> TASK OBJECTIVE
Output the material beneath exactly, leaving nothing out.

(Figure content listings)
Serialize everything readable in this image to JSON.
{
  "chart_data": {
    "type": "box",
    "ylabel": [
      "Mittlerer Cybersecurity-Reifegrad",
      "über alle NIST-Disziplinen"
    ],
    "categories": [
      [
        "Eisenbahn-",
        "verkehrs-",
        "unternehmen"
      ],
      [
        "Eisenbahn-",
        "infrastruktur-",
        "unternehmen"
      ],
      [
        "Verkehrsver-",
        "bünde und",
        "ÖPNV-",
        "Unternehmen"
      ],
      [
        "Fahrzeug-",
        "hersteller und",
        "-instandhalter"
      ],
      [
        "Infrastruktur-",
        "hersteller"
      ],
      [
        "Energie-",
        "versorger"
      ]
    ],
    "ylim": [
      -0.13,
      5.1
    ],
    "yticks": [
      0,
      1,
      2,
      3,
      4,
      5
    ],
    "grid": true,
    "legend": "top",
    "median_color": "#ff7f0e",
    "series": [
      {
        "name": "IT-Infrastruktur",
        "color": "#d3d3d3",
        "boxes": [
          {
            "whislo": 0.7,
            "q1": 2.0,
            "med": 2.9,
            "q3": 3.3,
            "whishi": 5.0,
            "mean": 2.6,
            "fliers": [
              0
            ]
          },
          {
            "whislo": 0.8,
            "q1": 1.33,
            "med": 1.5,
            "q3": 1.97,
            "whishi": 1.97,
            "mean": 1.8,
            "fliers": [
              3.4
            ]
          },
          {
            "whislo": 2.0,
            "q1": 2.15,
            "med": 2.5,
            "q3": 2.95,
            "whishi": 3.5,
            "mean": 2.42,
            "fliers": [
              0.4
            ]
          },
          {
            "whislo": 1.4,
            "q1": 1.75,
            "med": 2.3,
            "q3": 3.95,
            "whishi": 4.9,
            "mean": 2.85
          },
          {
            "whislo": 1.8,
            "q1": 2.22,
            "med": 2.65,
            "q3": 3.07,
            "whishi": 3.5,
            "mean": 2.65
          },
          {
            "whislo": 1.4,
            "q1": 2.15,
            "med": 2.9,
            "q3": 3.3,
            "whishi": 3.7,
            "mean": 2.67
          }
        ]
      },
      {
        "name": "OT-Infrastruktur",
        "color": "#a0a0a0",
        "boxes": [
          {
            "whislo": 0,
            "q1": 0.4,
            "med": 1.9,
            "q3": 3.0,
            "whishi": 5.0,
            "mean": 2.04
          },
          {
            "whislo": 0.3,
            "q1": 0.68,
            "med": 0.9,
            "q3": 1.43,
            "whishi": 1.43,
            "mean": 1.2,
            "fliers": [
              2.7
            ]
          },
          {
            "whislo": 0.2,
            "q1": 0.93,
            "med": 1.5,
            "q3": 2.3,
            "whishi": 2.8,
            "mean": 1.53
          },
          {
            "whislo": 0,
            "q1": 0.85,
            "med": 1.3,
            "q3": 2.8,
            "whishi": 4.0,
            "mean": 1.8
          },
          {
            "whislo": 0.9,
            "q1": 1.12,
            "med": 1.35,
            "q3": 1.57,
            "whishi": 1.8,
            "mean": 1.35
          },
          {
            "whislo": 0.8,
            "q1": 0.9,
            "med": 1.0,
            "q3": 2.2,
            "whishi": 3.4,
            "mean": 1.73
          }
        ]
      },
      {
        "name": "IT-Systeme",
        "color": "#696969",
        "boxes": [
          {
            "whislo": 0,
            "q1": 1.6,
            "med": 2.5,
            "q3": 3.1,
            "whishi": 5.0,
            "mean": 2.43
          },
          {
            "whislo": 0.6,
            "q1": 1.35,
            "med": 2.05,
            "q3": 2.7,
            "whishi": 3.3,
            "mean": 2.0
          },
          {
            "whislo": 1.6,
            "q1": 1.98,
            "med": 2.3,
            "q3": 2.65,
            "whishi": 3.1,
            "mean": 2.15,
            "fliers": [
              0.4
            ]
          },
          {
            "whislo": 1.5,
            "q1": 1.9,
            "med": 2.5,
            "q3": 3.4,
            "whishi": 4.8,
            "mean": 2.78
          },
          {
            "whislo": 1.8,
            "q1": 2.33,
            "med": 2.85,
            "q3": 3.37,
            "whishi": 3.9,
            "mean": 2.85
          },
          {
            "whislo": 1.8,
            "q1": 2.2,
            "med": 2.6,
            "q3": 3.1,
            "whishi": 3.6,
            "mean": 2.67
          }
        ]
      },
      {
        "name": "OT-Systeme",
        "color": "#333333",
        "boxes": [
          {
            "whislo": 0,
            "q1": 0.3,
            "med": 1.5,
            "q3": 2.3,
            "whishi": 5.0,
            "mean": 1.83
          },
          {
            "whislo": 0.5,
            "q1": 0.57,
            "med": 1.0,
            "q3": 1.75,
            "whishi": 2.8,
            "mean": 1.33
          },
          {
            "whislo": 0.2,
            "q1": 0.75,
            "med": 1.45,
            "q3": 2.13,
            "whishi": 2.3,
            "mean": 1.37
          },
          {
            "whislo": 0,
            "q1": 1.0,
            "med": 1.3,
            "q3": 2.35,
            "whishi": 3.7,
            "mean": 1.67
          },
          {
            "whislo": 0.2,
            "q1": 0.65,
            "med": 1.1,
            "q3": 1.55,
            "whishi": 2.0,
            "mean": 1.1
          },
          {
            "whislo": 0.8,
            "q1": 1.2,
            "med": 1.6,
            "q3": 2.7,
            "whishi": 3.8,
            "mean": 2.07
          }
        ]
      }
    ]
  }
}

> THE RESPONSE
Serialize everything readable in this image to JSON.
{
  "chart_data": {
    "type": "box",
    "ylabel": [
      "Mittlerer Cybersecurity-Reifegrad",
      "über alle NIST-Disziplinen"
    ],
    "categories": [
      [
        "Eisenbahn-",
        "verkehrs-",
        "unternehmen"
      ],
      [
        "Eisenbahn-",
        "infrastruktur-",
        "unternehmen"
      ],
      [
        "Verkehrsver-",
        "bünde und",
        "ÖPNV-",
        "Unternehmen"
      ],
      [
        "Fahrzeug-",
        "hersteller und",
        "-instandhalter"
      ],
      [
        "Infrastruktur-",
        "hersteller"
      ],
      [
        "Energie-",
        "versorger"
      ]
    ],
    "ylim": [
      -0.13,
      5.1
    ],
    "yticks": [
      0,
      1,
      2,
      3,
      4,
      5
    ],
    "grid": true,
    "legend": "top",
    "median_color": "#ff7f0e",
    "series": [
      {
        "name": "IT-Infrastruktur",
        "color": "#d3d3d3",
        "boxes": [
          {
            "whislo": 0.7,
            "q1": 2.0,
            "med": 2.9,
            "q3": 3.3,
            "whishi": 5.0,
            "mean": 2.6,
            "fliers": [
              0
            ]
          },
          {
            "whislo": 0.8,
            "q1": 1.33,
            "med": 1.5,
            "q3": 1.97,
            "whishi": 1.97,
            "mean": 1.8,
            "fliers": [
              3.4
            ]
          },
          {
            "whislo": 2.0,
            "q1": 2.15,
            "med": 2.5,
            "q3": 2.95,
            "whishi": 3.5,
            "mean": 2.42,
            "fliers": [
              0.4
            ]
          },
          {
            "whislo": 1.4,
            "q1": 1.75,
            "med": 2.3,
            "q3": 3.95,
            "whishi": 4.9,
            "mean": 2.85
          },
          {
            "whislo": 1.8,
            "q1": 2.22,
            "med": 2.65,
            "q3": 3.07,
            "whishi": 3.5,
            "mean": 2.65
          },
          {
            "whislo": 1.4,
            "q1": 2.15,
            "med": 2.9,
            "q3": 3.3,
            "whishi": 3.7,
            "mean": 2.67
          }
        ]
      },
      {
        "name": "OT-Infrastruktur",
        "color": "#a0a0a0",
        "boxes": [
          {
            "whislo": 0,
            "q1": 0.4,
            "med": 1.9,
            "q3": 3.0,
            "whishi": 5.0,
            "mean": 2.04
          },
          {
            "whislo": 0.3,
            "q1": 0.68,
            "med": 0.9,
            "q3": 1.43,
            "whishi": 1.43,
            "mean": 1.2,
            "fliers": [
              2.7
            ]
          },
          {
            "whislo": 0.2,
            "q1": 0.93,
            "med": 1.5,
            "q3": 2.3,
            "whishi": 2.8,
            "mean": 1.53
          },
          {
            "whislo": 0,
            "q1": 0.85,
            "med": 1.3,
            "q3": 2.8,
            "whishi": 4.0,
            "mean": 1.8
          },
          {
            "whislo": 0.9,
            "q1": 1.12,
            "med": 1.35,
            "q3": 1.57,
            "whishi": 1.8,
            "mean": 1.35
          },
          {
            "whislo": 0.8,
            "q1": 0.9,
            "med": 1.0,
            "q3": 2.2,
            "whishi": 3.4,
            "mean": 1.73
          }
        ]
      },
      {
        "name": "IT-Systeme",
        "color": "#696969",
        "boxes": [
          {
            "whislo": 0,
            "q1": 1.6,
            "med": 2.5,
            "q3": 3.1,
            "whishi": 5.0,
            "mean": 2.43
          },
          {
            "whislo": 0.6,
            "q1": 1.35,
            "med": 2.05,
            "q3": 2.7,
            "whishi": 3.3,
            "mean": 2.0
          },
          {
            "whislo": 1.6,
            "q1": 1.98,
            "med": 2.3,
            "q3": 2.65,
            "whishi": 3.1,
            "mean": 2.15,
            "fliers": [
              0.4
            ]
          },
          {
            "whislo": 1.5,
            "q1": 1.9,
            "med": 2.5,
            "q3": 3.4,
            "whishi": 4.8,
            "mean": 2.78
          },
          {
            "whislo": 1.8,
            "q1": 2.33,
            "med": 2.85,
            "q3": 3.37,
            "whishi": 3.9,
            "mean": 2.85
          },
          {
            "whislo": 1.8,
            "q1": 2.2,
            "med": 2.6,
            "q3": 3.1,
            "whishi": 3.6,
            "mean": 2.67
          }
        ]
      },
      {
        "name": "OT-Systeme",
        "color": "#333333",
        "boxes": [
          {
            "whislo": 0,
            "q1": 0.3,
            "med": 1.5,
            "q3": 2.3,
            "whishi": 5.0,
            "mean": 1.83
          },
          {
            "whislo": 0.5,
            "q1": 0.57,
            "med": 1.0,
            "q3": 1.75,
            "whishi": 2.8,
            "mean": 1.33
          },
          {
            "whislo": 0.2,
            "q1": 0.75,
            "med": 1.45,
            "q3": 2.13,
            "whishi": 2.3,
            "mean": 1.37
          },
          {
            "whislo": 0,
            "q1": 1.0,
            "med": 1.3,
            "q3": 2.35,
            "whishi": 3.7,
            "mean": 1.67
          },
          {
            "whislo": 0.2,
            "q1": 0.65,
            "med": 1.1,
            "q3": 1.55,
            "whishi": 2.0,
            "mean": 1.1
          },
          {
            "whislo": 0.8,
            "q1": 1.2,
            "med": 1.6,
            "q3": 2.7,
            "whishi": 3.8,
            "mean": 2.07
          }
        ]
      }
    ]
  }
}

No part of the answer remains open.